Desde ahí podemos leer la brutal escena donde Blanca, la colombiana, se arrodilla para aspirar una línea de coca y, al levantar la mirada, encuentra listo el pene de Nemesio Huamani, el empresario y sugar daddy que acaba de hacerle creer que le ha regalado su propia peluquería en Gamarra. “Así, chiquita, sin prisa… —murmuró como si rezara cuando Blanca ya había empezado a chupar lentamente, con los ojos cerrados, conteniendo a duras penas las náuseas, la vergüenza, el llanto…”.(p. 295) Este y varios otros pasajes apuntan a darle consistencia a la alegoría de los caníbales como aquellos que gozan del hundimiento de otro bajo su yugo.

> [DATOS EXTRAÍDOS]
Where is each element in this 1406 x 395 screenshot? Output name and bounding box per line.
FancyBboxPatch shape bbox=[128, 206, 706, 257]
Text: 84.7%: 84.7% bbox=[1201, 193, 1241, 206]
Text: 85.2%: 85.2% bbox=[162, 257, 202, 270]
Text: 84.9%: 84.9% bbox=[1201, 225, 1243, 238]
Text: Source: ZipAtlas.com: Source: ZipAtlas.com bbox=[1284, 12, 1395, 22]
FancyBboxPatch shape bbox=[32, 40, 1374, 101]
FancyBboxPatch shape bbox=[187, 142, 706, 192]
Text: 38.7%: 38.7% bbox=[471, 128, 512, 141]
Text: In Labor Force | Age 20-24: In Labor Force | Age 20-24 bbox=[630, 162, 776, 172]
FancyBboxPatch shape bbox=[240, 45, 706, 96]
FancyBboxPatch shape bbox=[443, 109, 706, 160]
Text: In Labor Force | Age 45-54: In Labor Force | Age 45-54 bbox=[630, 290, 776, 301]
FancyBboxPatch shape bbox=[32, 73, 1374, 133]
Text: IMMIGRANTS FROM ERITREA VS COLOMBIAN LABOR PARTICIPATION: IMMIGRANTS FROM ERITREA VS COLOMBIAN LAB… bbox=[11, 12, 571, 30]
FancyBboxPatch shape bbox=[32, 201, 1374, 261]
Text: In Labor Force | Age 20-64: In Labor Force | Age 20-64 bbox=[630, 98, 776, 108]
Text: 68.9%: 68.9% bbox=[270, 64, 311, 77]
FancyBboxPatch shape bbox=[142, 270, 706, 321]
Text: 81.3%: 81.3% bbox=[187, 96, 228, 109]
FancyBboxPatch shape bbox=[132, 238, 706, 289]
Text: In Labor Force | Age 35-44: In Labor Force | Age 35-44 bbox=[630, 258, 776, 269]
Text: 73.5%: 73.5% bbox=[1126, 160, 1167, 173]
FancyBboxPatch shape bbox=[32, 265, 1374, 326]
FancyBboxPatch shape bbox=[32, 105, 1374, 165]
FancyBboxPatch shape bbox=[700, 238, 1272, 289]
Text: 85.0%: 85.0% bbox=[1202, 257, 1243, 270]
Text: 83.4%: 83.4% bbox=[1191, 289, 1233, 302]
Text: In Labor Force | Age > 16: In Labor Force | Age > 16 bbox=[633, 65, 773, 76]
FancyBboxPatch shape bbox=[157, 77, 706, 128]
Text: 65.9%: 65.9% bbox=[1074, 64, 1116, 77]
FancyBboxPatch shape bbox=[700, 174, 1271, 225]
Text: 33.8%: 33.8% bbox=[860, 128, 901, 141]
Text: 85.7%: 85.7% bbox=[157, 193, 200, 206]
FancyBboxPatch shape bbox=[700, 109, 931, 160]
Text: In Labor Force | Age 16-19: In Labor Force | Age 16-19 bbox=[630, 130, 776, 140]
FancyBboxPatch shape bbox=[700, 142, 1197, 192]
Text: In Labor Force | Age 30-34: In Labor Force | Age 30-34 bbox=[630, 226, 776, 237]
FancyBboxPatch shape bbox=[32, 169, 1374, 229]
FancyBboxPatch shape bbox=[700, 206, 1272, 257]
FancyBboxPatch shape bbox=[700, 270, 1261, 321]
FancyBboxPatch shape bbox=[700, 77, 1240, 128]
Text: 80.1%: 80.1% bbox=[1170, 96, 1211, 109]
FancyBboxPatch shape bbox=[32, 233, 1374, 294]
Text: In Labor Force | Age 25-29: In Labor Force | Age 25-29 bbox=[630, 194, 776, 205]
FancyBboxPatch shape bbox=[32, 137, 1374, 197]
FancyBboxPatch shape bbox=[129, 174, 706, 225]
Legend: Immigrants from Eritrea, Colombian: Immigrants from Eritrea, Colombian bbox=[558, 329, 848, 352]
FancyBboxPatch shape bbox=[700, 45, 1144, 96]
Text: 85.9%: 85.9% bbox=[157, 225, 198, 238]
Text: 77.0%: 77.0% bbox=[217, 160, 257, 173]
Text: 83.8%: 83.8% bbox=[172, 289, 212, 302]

> [EJERCICIOS PROPUESTOS]
1. Responda estas preguntas sobre el fragmento acerca de la alegoría de los caníbales:
(a) ¿De qué nacionalidad es Blanca?
(b) ¿En qué lugar está la peluquería que Nemesio Huamani le hace creer a Blanca que le ha regalado?
(c) Según el fragmento, ¿a quiénes representa la alegoría de los caníbales?
2. Escriba la continuación del fragmento sobre la alegoría de los caníbales a partir de su última oración.

> [RESPUESTAS EN ORDEN]
1.
(a) Blanca es colombiana.
(b) La peluquería está en Gamarra.
(c) Representa a aquellos que gozan del hundimiento de otro bajo su yugo.

2.
Sin embargo, mientras que Blanca logra volver a su país y dejar atrás el fondo tocado en Lima, es en la suerte de Arroyo —el líder del Grupo Terna que también frecuenta el bar— donde encontramos el nivel propiamente alegórico de la novela, aquel donde lo que está en juego es algo así como el “destino nacional”. Tras matar a puño limpio a un tipo y apartarse del cadáver, el narrador comenta sobre él: “[Arroyo] Creyó descubrir la luz penetrante de la mañana pero, del otro lado, solo encontró tinieblas” (p. 378). Lejos de la redención que Blanca encuentra al largarse del país, aquí un monstruo asesina a otro y se hunde en un mundo de tinieblas. Ese mundo es el espacio social que habitamos; un claroscuro donde predominan las sombras de violencias del pasado que, hasta hace poco, se velaban por la luminosidad del neoliberalismo, de esa prosperidad que Ágreda extraña en esta novela y que hoy contrasta con los signos de descomposición del orden social impuesto por la dictadura.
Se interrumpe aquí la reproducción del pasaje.